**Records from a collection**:
::::::

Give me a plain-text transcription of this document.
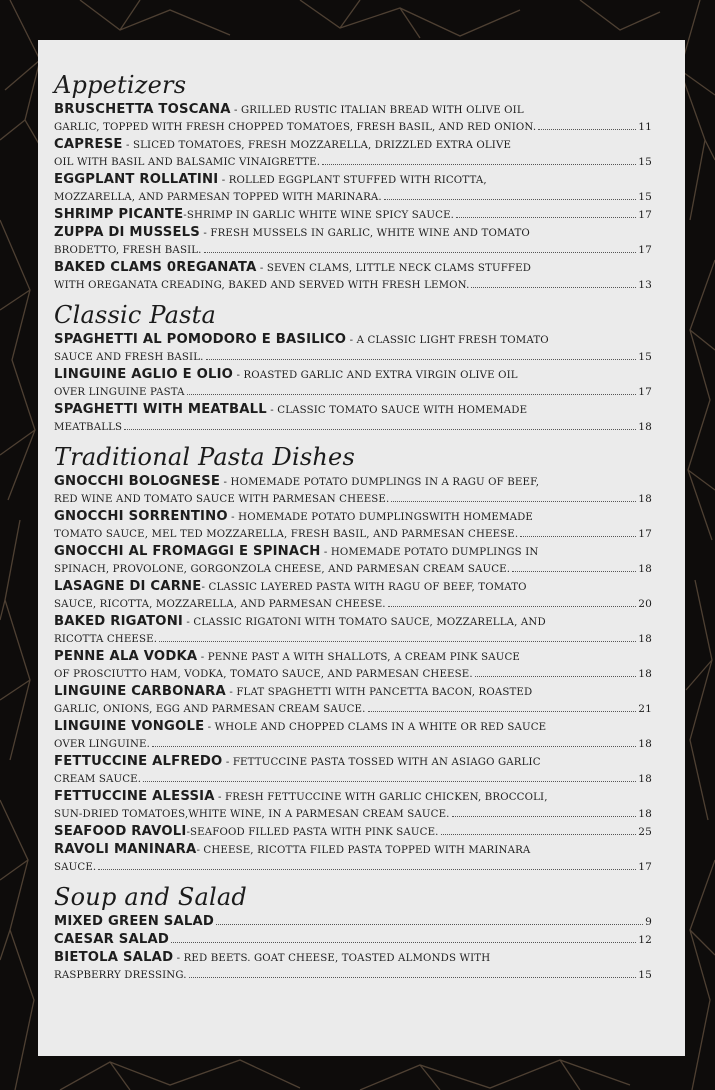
Appetizers
BRUSCHETTA TOSCANA - GRILLED RUSTIC ITALIAN BREAD WITH OLIVE OIL
GARLIC, TOPPED WITH FRESH CHOPPED TOMATOES, FRESH BASIL, AND RED ONION.	11
CAPRESE - SLICED TOMATOES, FRESH MOZZARELLA, DRIZZLED EXTRA OLIVE
OIL WITH BASIL AND BALSAMIC VINAIGRETTE.	15
EGGPLANT ROLLATINI - ROLLED EGGPLANT STUFFED WITH RICOTTA,
MOZZARELLA, AND PARMESAN TOPPED WITH MARINARA.	15
SHRIMP PICANTE - SHRIMP IN GARLIC WHITE WINE SPICY SAUCE.	17
ZUPPA DI MUSSELS - FRESH MUSSELS IN GARLIC, WHITE WINE AND TOMATO
BRODETTO, FRESH BASIL.	17
BAKED CLAMS 0REGANATA - SEVEN CLAMS, LITTLE NECK CLAMS STUFFED
WITH OREGANATA CREADING, BAKED AND SERVED WITH FRESH LEMON.	13
Classic Pasta
SPAGHETTI AL POMODORO E BASILICO - A CLASSIC LIGHT FRESH TOMATO
SAUCE AND FRESH BASIL.	15
LINGUINE AGLIO E OLIO - ROASTED GARLIC AND EXTRA VIRGIN OLIVE OIL
OVER LINGUINE PASTA	17
SPAGHETTI WITH MEATBALL - CLASSIC TOMATO SAUCE WITH HOMEMADE
MEATBALLS	18
Traditional Pasta Dishes
GNOCCHI BOLOGNESE - HOMEMADE POTATO DUMPLINGS IN A RAGU OF BEEF,
RED WINE AND TOMATO SAUCE WITH PARMESAN CHEESE.	18
GNOCCHI SORRENTINO - HOMEMADE POTATO DUMPLINGSWITH HOMEMADE
TOMATO SAUCE, MEL TED MOZZARELLA, FRESH BASIL, AND PARMESAN CHEESE.	17
GNOCCHI AL FROMAGGI E SPINACH - HOMEMADE POTATO DUMPLINGS IN
SPINACH, PROVOLONE, GORGONZOLA CHEESE, AND PARMESAN CREAM SAUCE.	18
LASAGNE DI CARNE- CLASSIC LAYERED PASTA WITH RAGU OF BEEF, TOMATO
SAUCE, RICOTTA, MOZZARELLA, AND PARMESAN CHEESE.	20
BAKED RIGATONI - CLASSIC RIGATONI WITH TOMATO SAUCE, MOZZARELLA, AND
RICOTTA CHEESE.	18
PENNE ALA VODKA - PENNE PAST A WITH SHALLOTS, A CREAM PINK SAUCE
OF PROSCIUTTO HAM, VODKA, TOMATO SAUCE, AND PARMESAN CHEESE.	18
LINGUINE CARBONARA - FLAT SPAGHETTI WITH PANCETTA BACON, ROASTED
GARLIC, ONIONS, EGG AND PARMESAN CREAM SAUCE.	21
LINGUINE VONGOLE - WHOLE AND CHOPPED CLAMS IN A WHITE OR RED SAUCE
OVER LINGUINE.	18
FETTUCCINE ALFREDO - FETTUCCINE PASTA TOSSED WITH AN ASIAGO GARLIC
CREAM SAUCE.	18
FETTUCCINE ALESSIA - FRESH FETTUCCINE WITH GARLIC CHICKEN, BROCCOLI,
SUN-DRIED TOMATOES,WHITE WINE, IN A PARMESAN CREAM SAUCE.	18
SEAFOOD RAVOLI - SEAFOOD FILLED PASTA WITH PINK SAUCE.	25
RAVOLI MANINARA- CHEESE, RICOTTA FILED PASTA TOPPED WITH MARINARA
SAUCE.	17
Soup and Salad
MIXED GREEN SALAD	9
CAESAR SALAD	12
BIETOLA SALAD - RED BEETS. GOAT CHEESE, TOASTED ALMONDS WITH
RASPBERRY DRESSING.	15
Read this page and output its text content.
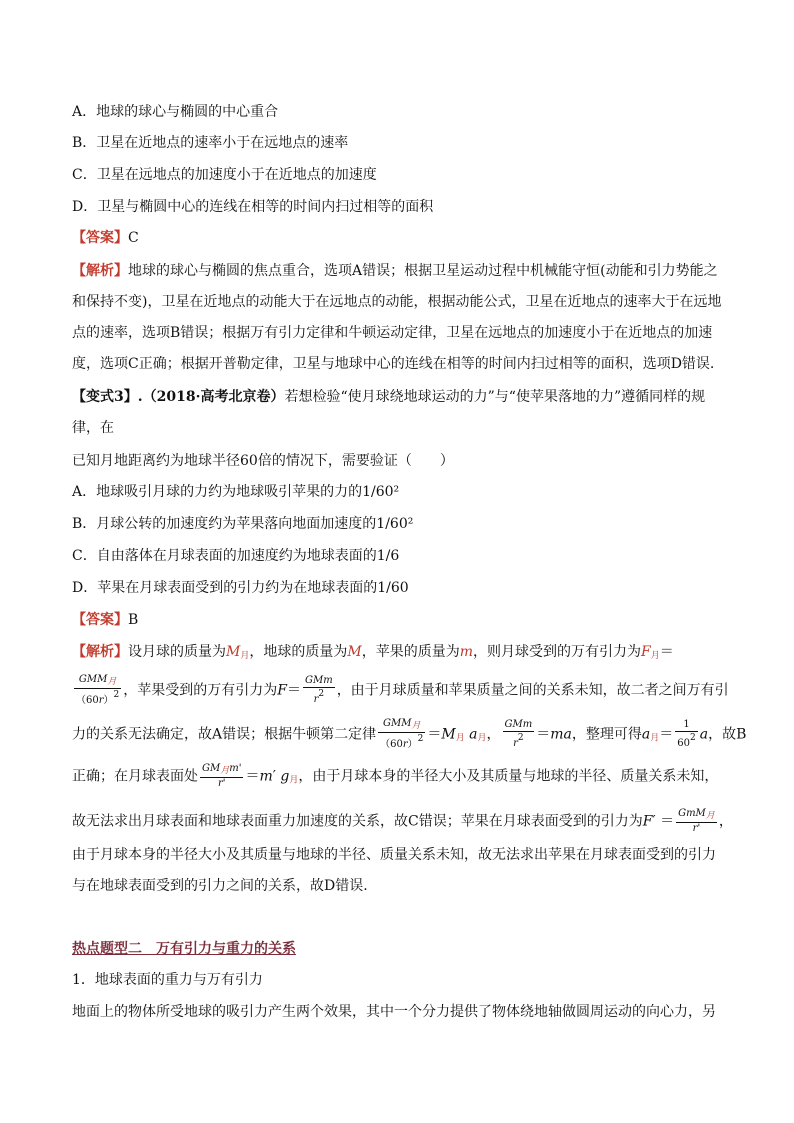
A．地球的球心与椭圆的中心重合
B．卫星在近地点的速率小于在远地点的速率
C．卫星在远地点的加速度小于在近地点的加速度
D．卫星与椭圆中心的连线在相等的时间内扫过相等的面积
【答案】C
【解析】地球的球心与椭圆的焦点重合，选项A错误；根据卫星运动过程中机械能守恒(动能和引力势能之
和保持不变)，卫星在近地点的动能大于在远地点的动能，根据动能公式，卫星在近地点的速率大于在远地
点的速率，选项B错误；根据万有引力定律和牛顿运动定律，卫星在远地点的加速度小于在近地点的加速
度，选项C正确；根据开普勒定律，卫星与地球中心的连线在相等的时间内扫过相等的面积，选项D错误.
【变式3】.（2018·高考北京卷）若想检验“使月球绕地球运动的力”与“使苹果落地的力”遵循同样的规
律，在
已知月地距离约为地球半径60倍的情况下，需要验证（　　）
A．地球吸引月球的力约为地球吸引苹果的力的1/60²
B．月球公转的加速度约为苹果落向地面加速度的1/60²
C．自由落体在月球表面的加速度约为地球表面的1/6
D．苹果在月球表面受到的引力约为在地球表面的1/60
【答案】B
【解析】设月球的质量为$M_月$，地球的质量为M，苹果的质量为m，则月球受到的万有引力为$F_月=$
$\frac{\text{GMM月}}{(60r)2}$ ，苹果受到的万有引力为$F= \frac{\text{GMm}}{r2}$ ，由于月球质量和苹果质量之间的关系未知，故二者之间万有引
力的关系无法确定，故A错误；根据牛顿第二定律 $\frac{\text{GMM月}}{(60r)2} =M_月$ $a_月$， $\frac{\text{GMm}}{r2} =ma$，整理可得$a_月= \frac{1}{602}$ a，故B
正确；在月球表面处 $\frac{\text{GM月m'}}{r'} =m'$ $g_月$，由于月球本身的半径大小及其质量与地球的半径、质量关系未知，
故无法求出月球表面和地球表面重力加速度的关系，故C错误；苹果在月球表面受到的引力为$F' = \frac{\text{GmM月}}{r'}$ ，
由于月球本身的半径大小及其质量与地球的半径、质量关系未知，故无法求出苹果在月球表面受到的引力
与在地球表面受到的引力之间的关系，故D错误.
热点题型二　万有引力与重力的关系
1．地球表面的重力与万有引力
地面上的物体所受地球的吸引力产生两个效果，其中一个分力提供了物体绕地轴做圆周运动的向心力，另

::::::

**Exercise objective**: Will you repeat the material above, but only from the line containing "Read this page and output its text content." through its last line, exactly and without the pictures?

**Output of the task**:
Read this page and output its text content.
A．地球的球心与椭圆的中心重合
B．卫星在近地点的速率小于在远地点的速率
C．卫星在远地点的加速度小于在近地点的加速度
D．卫星与椭圆中心的连线在相等的时间内扫过相等的面积
【答案】C
【解析】地球的球心与椭圆的焦点重合，选项A错误；根据卫星运动过程中机械能守恒(动能和引力势能之
和保持不变)，卫星在近地点的动能大于在远地点的动能，根据动能公式，卫星在近地点的速率大于在远地
点的速率，选项B错误；根据万有引力定律和牛顿运动定律，卫星在远地点的加速度小于在近地点的加速
度，选项C正确；根据开普勒定律，卫星与地球中心的连线在相等的时间内扫过相等的面积，选项D错误.
【变式3】.（2018·高考北京卷）若想检验“使月球绕地球运动的力”与“使苹果落地的力”遵循同样的规
律，在
已知月地距离约为地球半径60倍的情况下，需要验证（　　）
A．地球吸引月球的力约为地球吸引苹果的力的1/60²
B．月球公转的加速度约为苹果落向地面加速度的1/60²
C．自由落体在月球表面的加速度约为地球表面的1/6
D．苹果在月球表面受到的引力约为在地球表面的1/60
【答案】B
【解析】设月球的质量为$M_月$，地球的质量为M，苹果的质量为m，则月球受到的万有引力为$F_月=$
$\frac{\text{GMM月}}{(60r)2}$ ，苹果受到的万有引力为$F= \frac{\text{GMm}}{r2}$ ，由于月球质量和苹果质量之间的关系未知，故二者之间万有引
力的关系无法确定，故A错误；根据牛顿第二定律 $\frac{\text{GMM月}}{(60r)2} =M_月$ $a_月$， $\frac{\text{GMm}}{r2} =ma$，整理可得$a_月= \frac{1}{602}$ a，故B
正确；在月球表面处 $\frac{\text{GM月m'}}{r'} =m'$ $g_月$，由于月球本身的半径大小及其质量与地球的半径、质量关系未知，
故无法求出月球表面和地球表面重力加速度的关系，故C错误；苹果在月球表面受到的引力为$F' = \frac{\text{GmM月}}{r'}$ ，
由于月球本身的半径大小及其质量与地球的半径、质量关系未知，故无法求出苹果在月球表面受到的引力
与在地球表面受到的引力之间的关系，故D错误.
热点题型二　万有引力与重力的关系
1．地球表面的重力与万有引力
地面上的物体所受地球的吸引力产生两个效果，其中一个分力提供了物体绕地轴做圆周运动的向心力，另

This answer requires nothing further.